Aim
Repeat the material verbatim and drop the pictures.

◆ ◆ ◆

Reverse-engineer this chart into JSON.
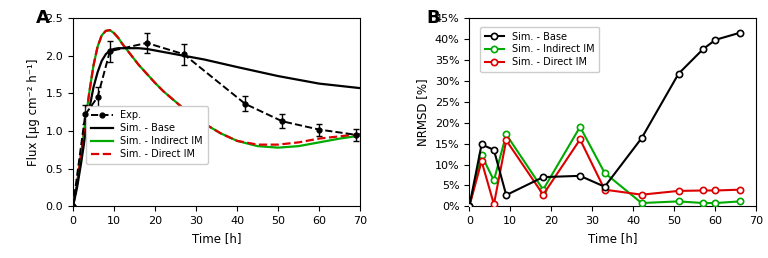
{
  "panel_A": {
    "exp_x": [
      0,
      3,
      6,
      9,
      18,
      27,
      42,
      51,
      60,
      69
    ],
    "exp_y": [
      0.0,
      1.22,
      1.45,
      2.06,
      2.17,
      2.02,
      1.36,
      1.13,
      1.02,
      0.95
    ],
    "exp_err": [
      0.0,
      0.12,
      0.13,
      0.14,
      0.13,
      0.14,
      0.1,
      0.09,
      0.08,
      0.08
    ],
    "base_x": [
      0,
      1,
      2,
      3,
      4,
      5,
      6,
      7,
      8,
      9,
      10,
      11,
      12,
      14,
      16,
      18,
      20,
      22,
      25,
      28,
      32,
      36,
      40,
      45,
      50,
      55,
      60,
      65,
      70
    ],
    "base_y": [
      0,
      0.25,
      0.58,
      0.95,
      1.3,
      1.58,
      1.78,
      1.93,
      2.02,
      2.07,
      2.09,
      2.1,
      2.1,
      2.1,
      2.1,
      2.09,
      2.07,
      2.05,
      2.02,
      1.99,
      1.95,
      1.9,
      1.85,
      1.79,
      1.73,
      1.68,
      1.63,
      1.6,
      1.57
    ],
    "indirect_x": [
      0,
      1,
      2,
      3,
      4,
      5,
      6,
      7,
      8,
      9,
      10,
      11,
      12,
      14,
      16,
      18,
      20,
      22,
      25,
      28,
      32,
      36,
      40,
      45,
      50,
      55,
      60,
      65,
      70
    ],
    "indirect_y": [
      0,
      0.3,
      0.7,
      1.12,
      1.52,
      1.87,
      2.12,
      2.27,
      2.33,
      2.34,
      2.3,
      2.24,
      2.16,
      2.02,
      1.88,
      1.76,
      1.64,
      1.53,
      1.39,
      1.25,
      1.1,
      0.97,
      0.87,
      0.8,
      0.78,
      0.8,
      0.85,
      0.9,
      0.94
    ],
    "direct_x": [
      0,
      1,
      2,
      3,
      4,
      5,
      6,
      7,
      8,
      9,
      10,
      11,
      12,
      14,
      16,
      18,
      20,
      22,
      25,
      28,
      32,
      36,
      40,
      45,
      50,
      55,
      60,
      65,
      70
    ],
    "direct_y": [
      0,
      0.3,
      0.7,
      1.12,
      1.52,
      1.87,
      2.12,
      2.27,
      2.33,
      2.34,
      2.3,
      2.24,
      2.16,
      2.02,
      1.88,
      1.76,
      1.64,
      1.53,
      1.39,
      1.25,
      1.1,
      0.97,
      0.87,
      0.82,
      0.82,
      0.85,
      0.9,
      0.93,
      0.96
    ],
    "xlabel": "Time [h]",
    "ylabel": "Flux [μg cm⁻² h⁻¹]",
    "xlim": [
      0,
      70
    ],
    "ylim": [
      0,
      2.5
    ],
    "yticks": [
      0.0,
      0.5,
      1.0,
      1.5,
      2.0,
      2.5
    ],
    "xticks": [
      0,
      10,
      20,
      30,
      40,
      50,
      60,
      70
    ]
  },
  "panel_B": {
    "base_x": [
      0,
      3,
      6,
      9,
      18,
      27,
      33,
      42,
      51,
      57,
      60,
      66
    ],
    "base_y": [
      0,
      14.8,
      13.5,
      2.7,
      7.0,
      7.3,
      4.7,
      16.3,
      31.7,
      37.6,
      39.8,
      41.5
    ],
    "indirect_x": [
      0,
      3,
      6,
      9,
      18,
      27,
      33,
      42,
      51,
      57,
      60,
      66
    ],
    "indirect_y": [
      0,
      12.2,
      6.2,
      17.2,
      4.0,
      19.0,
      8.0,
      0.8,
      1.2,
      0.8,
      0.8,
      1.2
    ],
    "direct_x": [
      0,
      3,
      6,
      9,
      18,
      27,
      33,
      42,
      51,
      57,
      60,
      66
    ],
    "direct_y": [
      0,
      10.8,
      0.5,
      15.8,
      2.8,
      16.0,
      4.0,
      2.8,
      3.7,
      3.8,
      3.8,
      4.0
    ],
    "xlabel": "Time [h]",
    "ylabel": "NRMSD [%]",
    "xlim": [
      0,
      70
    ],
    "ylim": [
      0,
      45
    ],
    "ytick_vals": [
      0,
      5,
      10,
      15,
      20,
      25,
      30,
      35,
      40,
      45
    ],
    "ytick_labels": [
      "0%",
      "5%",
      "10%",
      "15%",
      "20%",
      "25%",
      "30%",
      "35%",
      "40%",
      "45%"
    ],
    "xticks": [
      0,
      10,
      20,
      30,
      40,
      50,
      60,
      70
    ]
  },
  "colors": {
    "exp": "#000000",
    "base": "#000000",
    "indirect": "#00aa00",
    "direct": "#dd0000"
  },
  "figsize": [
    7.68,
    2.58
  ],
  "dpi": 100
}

◆ ◆ ◆

Result below
Reverse-engineer this chart into JSON.
{
  "panel_A": {
    "exp_x": [
      0,
      3,
      6,
      9,
      18,
      27,
      42,
      51,
      60,
      69
    ],
    "exp_y": [
      0.0,
      1.22,
      1.45,
      2.06,
      2.17,
      2.02,
      1.36,
      1.13,
      1.02,
      0.95
    ],
    "exp_err": [
      0.0,
      0.12,
      0.13,
      0.14,
      0.13,
      0.14,
      0.1,
      0.09,
      0.08,
      0.08
    ],
    "base_x": [
      0,
      1,
      2,
      3,
      4,
      5,
      6,
      7,
      8,
      9,
      10,
      11,
      12,
      14,
      16,
      18,
      20,
      22,
      25,
      28,
      32,
      36,
      40,
      45,
      50,
      55,
      60,
      65,
      70
    ],
    "base_y": [
      0,
      0.25,
      0.58,
      0.95,
      1.3,
      1.58,
      1.78,
      1.93,
      2.02,
      2.07,
      2.09,
      2.1,
      2.1,
      2.1,
      2.1,
      2.09,
      2.07,
      2.05,
      2.02,
      1.99,
      1.95,
      1.9,
      1.85,
      1.79,
      1.73,
      1.68,
      1.63,
      1.6,
      1.57
    ],
    "indirect_x": [
      0,
      1,
      2,
      3,
      4,
      5,
      6,
      7,
      8,
      9,
      10,
      11,
      12,
      14,
      16,
      18,
      20,
      22,
      25,
      28,
      32,
      36,
      40,
      45,
      50,
      55,
      60,
      65,
      70
    ],
    "indirect_y": [
      0,
      0.3,
      0.7,
      1.12,
      1.52,
      1.87,
      2.12,
      2.27,
      2.33,
      2.34,
      2.3,
      2.24,
      2.16,
      2.02,
      1.88,
      1.76,
      1.64,
      1.53,
      1.39,
      1.25,
      1.1,
      0.97,
      0.87,
      0.8,
      0.78,
      0.8,
      0.85,
      0.9,
      0.94
    ],
    "direct_x": [
      0,
      1,
      2,
      3,
      4,
      5,
      6,
      7,
      8,
      9,
      10,
      11,
      12,
      14,
      16,
      18,
      20,
      22,
      25,
      28,
      32,
      36,
      40,
      45,
      50,
      55,
      60,
      65,
      70
    ],
    "direct_y": [
      0,
      0.3,
      0.7,
      1.12,
      1.52,
      1.87,
      2.12,
      2.27,
      2.33,
      2.34,
      2.3,
      2.24,
      2.16,
      2.02,
      1.88,
      1.76,
      1.64,
      1.53,
      1.39,
      1.25,
      1.1,
      0.97,
      0.87,
      0.82,
      0.82,
      0.85,
      0.9,
      0.93,
      0.96
    ],
    "xlabel": "Time [h]",
    "ylabel": "Flux [μg cm⁻² h⁻¹]",
    "xlim": [
      0,
      70
    ],
    "ylim": [
      0,
      2.5
    ],
    "yticks": [
      0.0,
      0.5,
      1.0,
      1.5,
      2.0,
      2.5
    ],
    "xticks": [
      0,
      10,
      20,
      30,
      40,
      50,
      60,
      70
    ]
  },
  "panel_B": {
    "base_x": [
      0,
      3,
      6,
      9,
      18,
      27,
      33,
      42,
      51,
      57,
      60,
      66
    ],
    "base_y": [
      0,
      14.8,
      13.5,
      2.7,
      7.0,
      7.3,
      4.7,
      16.3,
      31.7,
      37.6,
      39.8,
      41.5
    ],
    "indirect_x": [
      0,
      3,
      6,
      9,
      18,
      27,
      33,
      42,
      51,
      57,
      60,
      66
    ],
    "indirect_y": [
      0,
      12.2,
      6.2,
      17.2,
      4.0,
      19.0,
      8.0,
      0.8,
      1.2,
      0.8,
      0.8,
      1.2
    ],
    "direct_x": [
      0,
      3,
      6,
      9,
      18,
      27,
      33,
      42,
      51,
      57,
      60,
      66
    ],
    "direct_y": [
      0,
      10.8,
      0.5,
      15.8,
      2.8,
      16.0,
      4.0,
      2.8,
      3.7,
      3.8,
      3.8,
      4.0
    ],
    "xlabel": "Time [h]",
    "ylabel": "NRMSD [%]",
    "xlim": [
      0,
      70
    ],
    "ylim": [
      0,
      45
    ],
    "ytick_vals": [
      0,
      5,
      10,
      15,
      20,
      25,
      30,
      35,
      40,
      45
    ],
    "ytick_labels": [
      "0%",
      "5%",
      "10%",
      "15%",
      "20%",
      "25%",
      "30%",
      "35%",
      "40%",
      "45%"
    ],
    "xticks": [
      0,
      10,
      20,
      30,
      40,
      50,
      60,
      70
    ]
  },
  "colors": {
    "exp": "#000000",
    "base": "#000000",
    "indirect": "#00aa00",
    "direct": "#dd0000"
  },
  "figsize": [
    7.68,
    2.58
  ],
  "dpi": 100
}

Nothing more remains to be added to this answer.